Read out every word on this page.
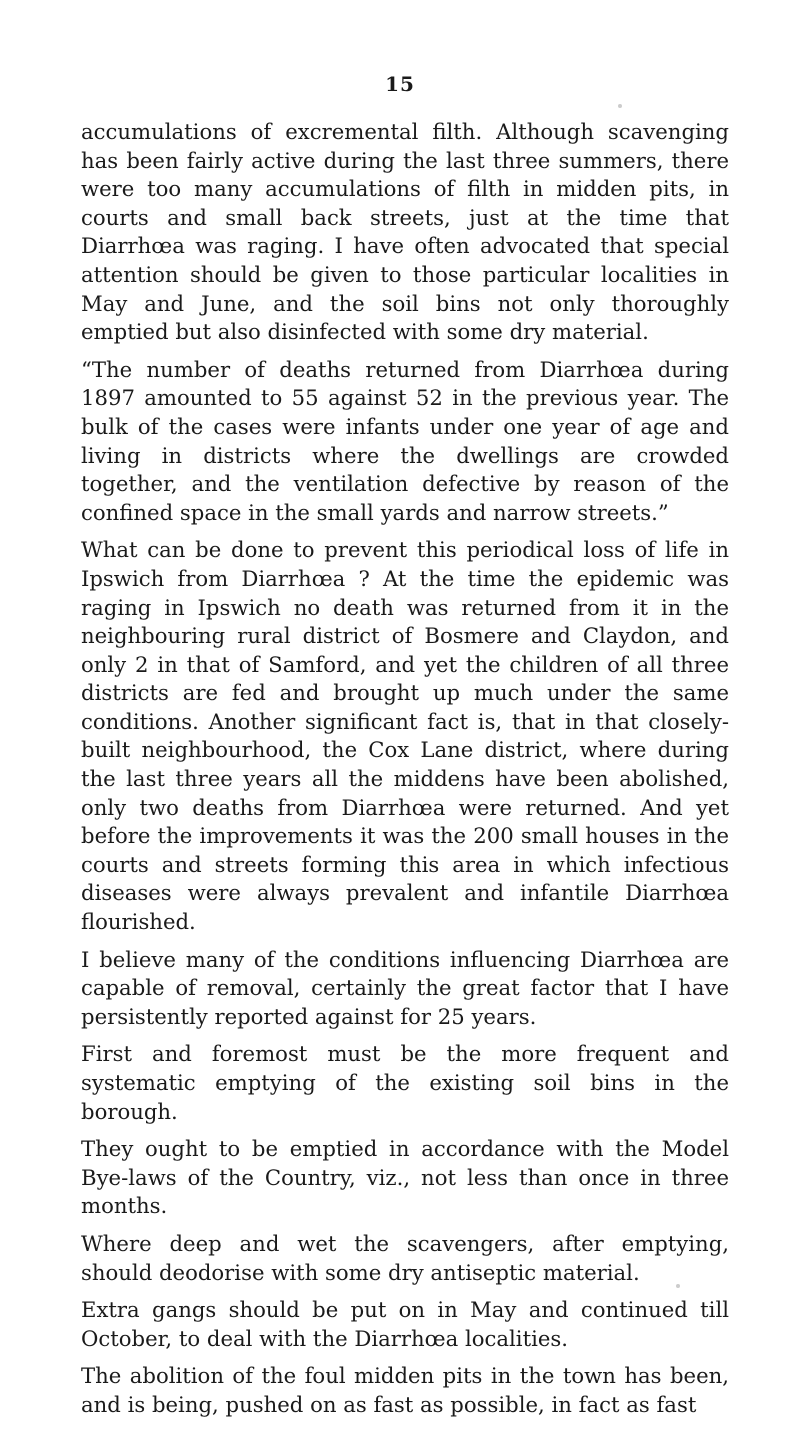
15

accumulations of excremental filth. Although scavenging has been fairly active during the last three summers, there were too many accumulations of filth in midden pits, in courts and small back streets, just at the time that Diarrhœa was raging. I have often advocated that special attention should be given to those particular localities in May and June, and the soil bins not only thoroughly emptied but also disinfected with some dry material.

“The number of deaths returned from Diarrhœa during 1897 amounted to 55 against 52 in the previous year. The bulk of the cases were infants under one year of age and living in districts where the dwellings are crowded together, and the ventilation defective by reason of the confined space in the small yards and narrow streets.”

What can be done to prevent this periodical loss of life in Ipswich from Diarrhœa ? At the time the epidemic was raging in Ipswich no death was returned from it in the neighbouring rural district of Bosmere and Claydon, and only 2 in that of Samford, and yet the children of all three districts are fed and brought up much under the same conditions. Another significant fact is, that in that closely-built neighbourhood, the Cox Lane district, where during the last three years all the middens have been abolished, only two deaths from Diarrhœa were returned. And yet before the improvements it was the 200 small houses in the courts and streets forming this area in which infectious diseases were always prevalent and infantile Diarrhœa flourished.

I believe many of the conditions influencing Diarrhœa are capable of removal, certainly the great factor that I have persistently reported against for 25 years.

First and foremost must be the more frequent and systematic emptying of the existing soil bins in the borough.

They ought to be emptied in accordance with the Model Bye-laws of the Country, viz., not less than once in three months.

Where deep and wet the scavengers, after emptying, should deodorise with some dry antiseptic material.

Extra gangs should be put on in May and continued till October, to deal with the Diarrhœa localities.

The abolition of the foul midden pits in the town has been, and is being, pushed on as fast as possible, in fact as fast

STATED GOAL:
Go through the listing above and pull out each line containing the word "last".

TASK OUTPUT:
accumulations of excremental filth. Although scavenging has been fairly active during the last three summers, there were too many accumulations of filth in midden pits, in courts and small back streets, just at the time that Diarrhœa was raging. I have often advocated that special attention should be given to those particular localities in May and June, and the soil bins not only thoroughly emptied but also disinfected with some dry material.
What can be done to prevent this periodical loss of life in Ipswich from Diarrhœa ? At the time the epidemic was raging in Ipswich no death was returned from it in the neighbouring rural district of Bosmere and Claydon, and only 2 in that of Samford, and yet the children of all three districts are fed and brought up much under the same conditions. Another significant fact is, that in that closely-built neighbourhood, the Cox Lane district, where during the last three years all the middens have been abolished, only two deaths from Diarrhœa were returned. And yet before the improvements it was the 200 small houses in the courts and streets forming this area in which infectious diseases were always prevalent and infantile Diarrhœa flourished.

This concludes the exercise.